Collected data entries:

** start **

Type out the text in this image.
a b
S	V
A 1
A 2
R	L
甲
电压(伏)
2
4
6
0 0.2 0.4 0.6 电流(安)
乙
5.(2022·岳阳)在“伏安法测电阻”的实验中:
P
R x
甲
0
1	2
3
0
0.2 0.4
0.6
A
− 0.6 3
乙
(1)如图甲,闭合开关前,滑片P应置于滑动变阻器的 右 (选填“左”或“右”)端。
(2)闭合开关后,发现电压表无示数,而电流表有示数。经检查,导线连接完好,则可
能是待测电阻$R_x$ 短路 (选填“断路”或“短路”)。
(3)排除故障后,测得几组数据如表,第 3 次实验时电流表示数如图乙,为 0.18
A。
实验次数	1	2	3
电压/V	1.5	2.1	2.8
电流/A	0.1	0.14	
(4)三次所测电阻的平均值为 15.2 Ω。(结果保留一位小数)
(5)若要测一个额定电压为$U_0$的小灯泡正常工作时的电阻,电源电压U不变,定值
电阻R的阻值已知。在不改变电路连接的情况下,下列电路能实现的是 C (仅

** end **
** start **

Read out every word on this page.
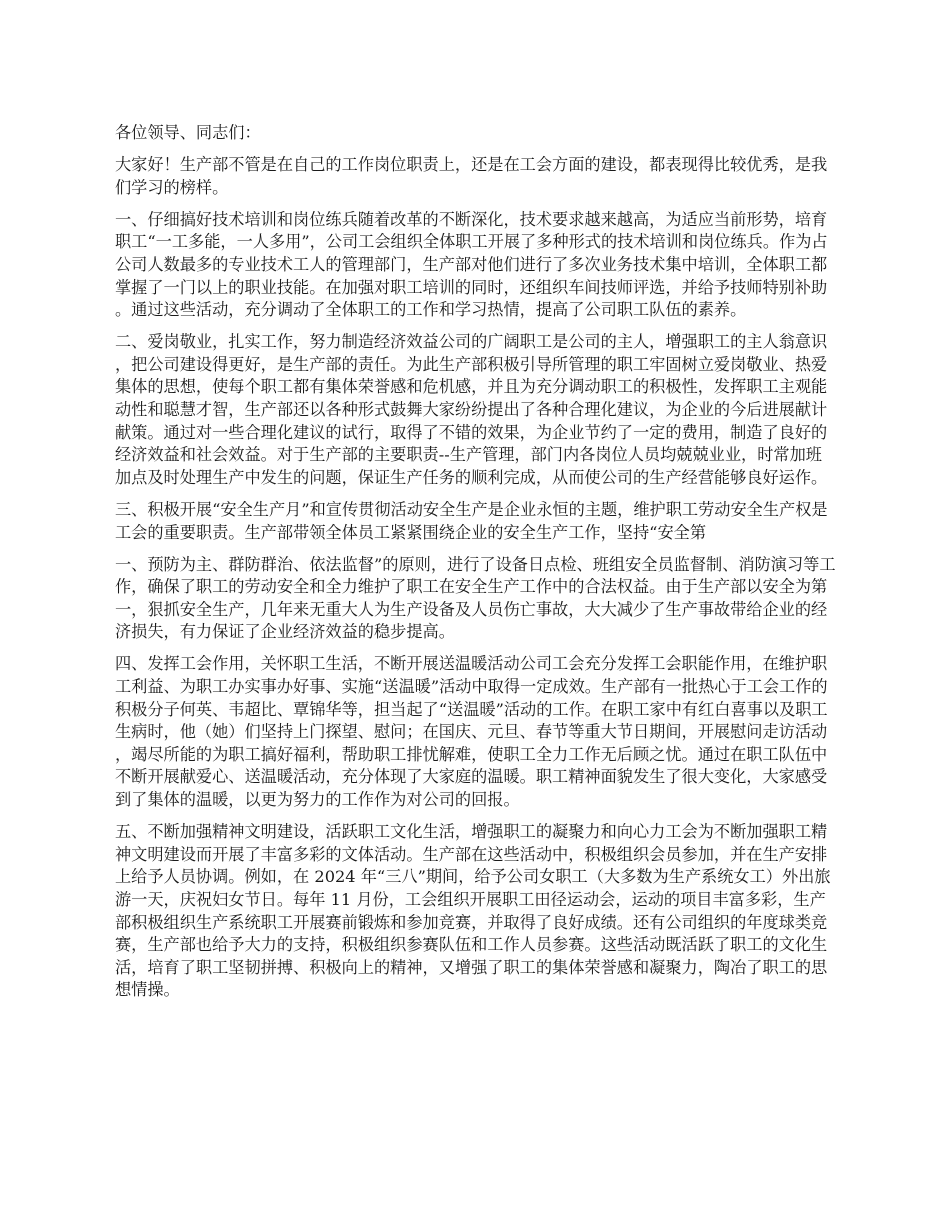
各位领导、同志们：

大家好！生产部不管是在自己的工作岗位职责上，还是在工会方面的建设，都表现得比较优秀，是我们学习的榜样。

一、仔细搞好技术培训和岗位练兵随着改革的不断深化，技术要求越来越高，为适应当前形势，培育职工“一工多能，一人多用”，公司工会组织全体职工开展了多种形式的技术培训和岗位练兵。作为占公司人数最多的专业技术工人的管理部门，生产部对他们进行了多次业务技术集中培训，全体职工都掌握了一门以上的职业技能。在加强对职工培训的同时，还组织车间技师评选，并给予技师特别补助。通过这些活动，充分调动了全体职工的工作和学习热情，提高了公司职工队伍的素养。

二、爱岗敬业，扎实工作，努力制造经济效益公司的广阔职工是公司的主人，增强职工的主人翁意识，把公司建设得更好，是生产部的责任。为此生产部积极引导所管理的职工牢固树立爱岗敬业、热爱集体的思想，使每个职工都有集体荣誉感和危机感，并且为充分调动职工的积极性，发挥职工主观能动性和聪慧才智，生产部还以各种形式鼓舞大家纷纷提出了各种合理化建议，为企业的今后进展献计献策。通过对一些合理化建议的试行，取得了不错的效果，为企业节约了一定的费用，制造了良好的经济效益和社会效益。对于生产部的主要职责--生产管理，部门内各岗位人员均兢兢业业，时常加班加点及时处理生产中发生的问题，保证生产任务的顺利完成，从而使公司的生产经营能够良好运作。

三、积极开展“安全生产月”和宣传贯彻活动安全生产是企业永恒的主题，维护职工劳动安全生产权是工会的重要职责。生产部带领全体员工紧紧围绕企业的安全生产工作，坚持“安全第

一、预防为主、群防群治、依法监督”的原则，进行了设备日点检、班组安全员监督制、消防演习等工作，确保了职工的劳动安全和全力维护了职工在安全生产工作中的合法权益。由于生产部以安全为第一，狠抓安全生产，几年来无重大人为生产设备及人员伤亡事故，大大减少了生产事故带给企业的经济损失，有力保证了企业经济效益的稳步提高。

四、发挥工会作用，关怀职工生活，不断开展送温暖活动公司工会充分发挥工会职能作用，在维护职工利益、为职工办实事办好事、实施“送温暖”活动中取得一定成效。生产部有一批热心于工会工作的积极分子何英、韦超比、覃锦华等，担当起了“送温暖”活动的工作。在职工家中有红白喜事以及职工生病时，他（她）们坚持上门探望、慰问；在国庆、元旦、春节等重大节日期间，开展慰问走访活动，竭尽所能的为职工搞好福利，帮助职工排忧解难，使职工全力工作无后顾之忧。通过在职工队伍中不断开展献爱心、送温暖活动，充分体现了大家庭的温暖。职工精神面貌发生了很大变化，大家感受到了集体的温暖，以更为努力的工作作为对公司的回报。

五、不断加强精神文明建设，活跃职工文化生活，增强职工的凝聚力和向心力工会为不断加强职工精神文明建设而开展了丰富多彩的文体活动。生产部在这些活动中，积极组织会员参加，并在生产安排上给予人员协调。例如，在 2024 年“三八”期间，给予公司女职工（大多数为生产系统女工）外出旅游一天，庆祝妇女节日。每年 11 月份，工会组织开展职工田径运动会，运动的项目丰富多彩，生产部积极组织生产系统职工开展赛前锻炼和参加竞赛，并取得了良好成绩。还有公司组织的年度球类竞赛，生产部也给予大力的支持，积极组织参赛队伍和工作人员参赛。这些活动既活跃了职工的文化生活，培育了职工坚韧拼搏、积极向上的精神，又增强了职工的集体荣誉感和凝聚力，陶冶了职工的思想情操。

** end **
** start **

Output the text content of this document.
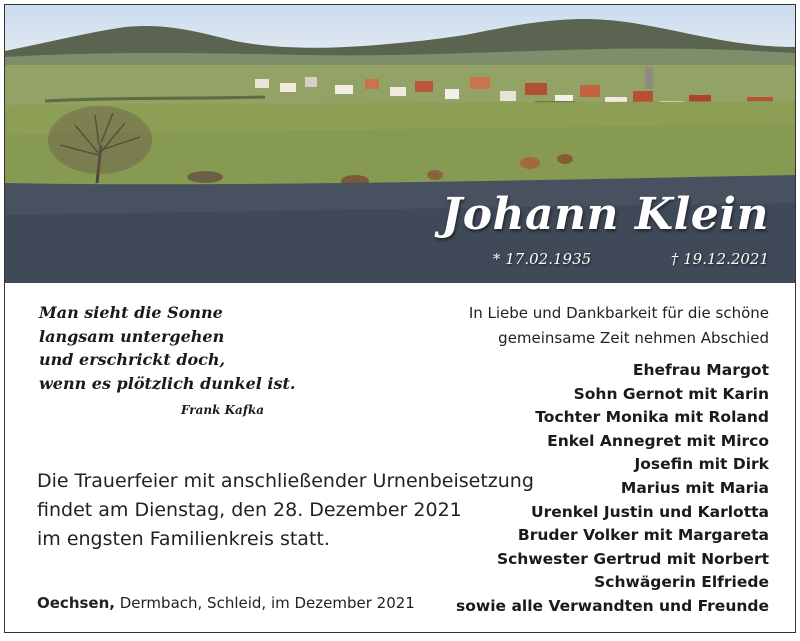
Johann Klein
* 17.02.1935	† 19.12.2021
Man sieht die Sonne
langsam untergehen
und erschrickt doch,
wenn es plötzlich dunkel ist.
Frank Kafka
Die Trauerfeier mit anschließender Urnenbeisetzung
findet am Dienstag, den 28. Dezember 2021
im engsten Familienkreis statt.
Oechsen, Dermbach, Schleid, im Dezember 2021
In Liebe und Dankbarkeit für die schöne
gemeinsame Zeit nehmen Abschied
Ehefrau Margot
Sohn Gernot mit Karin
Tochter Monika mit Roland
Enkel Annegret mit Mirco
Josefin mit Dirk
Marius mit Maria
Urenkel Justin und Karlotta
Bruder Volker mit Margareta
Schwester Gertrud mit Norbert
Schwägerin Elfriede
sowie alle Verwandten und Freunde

** end **

Written task:
Which lines in the listing above hold the word "text"? Show each of them.

Correct output:
Type out the text in this image.
Output the text content of this document.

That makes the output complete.